_Set exercise_:
Repeat exactly each line of the data provided below.
## BEGIN
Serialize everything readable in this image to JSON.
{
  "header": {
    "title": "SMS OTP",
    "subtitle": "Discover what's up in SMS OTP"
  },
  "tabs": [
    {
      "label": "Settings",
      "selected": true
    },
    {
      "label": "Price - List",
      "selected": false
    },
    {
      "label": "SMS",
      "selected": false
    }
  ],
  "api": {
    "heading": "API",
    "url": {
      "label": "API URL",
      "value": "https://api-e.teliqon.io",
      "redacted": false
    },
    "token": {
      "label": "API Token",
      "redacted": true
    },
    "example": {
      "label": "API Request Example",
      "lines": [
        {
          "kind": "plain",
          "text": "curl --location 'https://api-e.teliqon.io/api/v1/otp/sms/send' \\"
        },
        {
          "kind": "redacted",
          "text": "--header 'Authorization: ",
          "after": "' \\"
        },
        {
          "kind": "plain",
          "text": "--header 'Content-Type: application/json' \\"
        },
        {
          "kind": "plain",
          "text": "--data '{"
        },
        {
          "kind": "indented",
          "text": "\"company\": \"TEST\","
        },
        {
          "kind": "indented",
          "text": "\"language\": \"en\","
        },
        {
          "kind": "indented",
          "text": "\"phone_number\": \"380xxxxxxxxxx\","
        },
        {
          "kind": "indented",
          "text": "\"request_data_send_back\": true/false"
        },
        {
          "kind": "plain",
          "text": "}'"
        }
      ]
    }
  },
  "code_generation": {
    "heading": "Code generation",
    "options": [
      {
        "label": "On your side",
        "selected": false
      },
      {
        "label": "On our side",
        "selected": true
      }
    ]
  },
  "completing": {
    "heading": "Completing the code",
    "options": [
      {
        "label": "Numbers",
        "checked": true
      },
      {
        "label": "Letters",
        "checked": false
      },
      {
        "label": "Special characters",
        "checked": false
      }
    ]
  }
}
## END
_Written answer_:
Serialize everything readable in this image to JSON.
{
  "header": {
    "title": "SMS OTP",
    "subtitle": "Discover what's up in SMS OTP"
  },
  "tabs": [
    {
      "label": "Settings",
      "selected": true
    },
    {
      "label": "Price - List",
      "selected": false
    },
    {
      "label": "SMS",
      "selected": false
    }
  ],
  "api": {
    "heading": "API",
    "url": {
      "label": "API URL",
      "value": "https://api-e.teliqon.io",
      "redacted": false
    },
    "token": {
      "label": "API Token",
      "redacted": true
    },
    "example": {
      "label": "API Request Example",
      "lines": [
        {
          "kind": "plain",
          "text": "curl --location 'https://api-e.teliqon.io/api/v1/otp/sms/send' \\"
        },
        {
          "kind": "redacted",
          "text": "--header 'Authorization: ",
          "after": "' \\"
        },
        {
          "kind": "plain",
          "text": "--header 'Content-Type: application/json' \\"
        },
        {
          "kind": "plain",
          "text": "--data '{"
        },
        {
          "kind": "indented",
          "text": "\"company\": \"TEST\","
        },
        {
          "kind": "indented",
          "text": "\"language\": \"en\","
        },
        {
          "kind": "indented",
          "text": "\"phone_number\": \"380xxxxxxxxxx\","
        },
        {
          "kind": "indented",
          "text": "\"request_data_send_back\": true/false"
        },
        {
          "kind": "plain",
          "text": "}'"
        }
      ]
    }
  },
  "code_generation": {
    "heading": "Code generation",
    "options": [
      {
        "label": "On your side",
        "selected": false
      },
      {
        "label": "On our side",
        "selected": true
      }
    ]
  },
  "completing": {
    "heading": "Completing the code",
    "options": [
      {
        "label": "Numbers",
        "checked": true
      },
      {
        "label": "Letters",
        "checked": false
      },
      {
        "label": "Special characters",
        "checked": false
      }
    ]
  }
}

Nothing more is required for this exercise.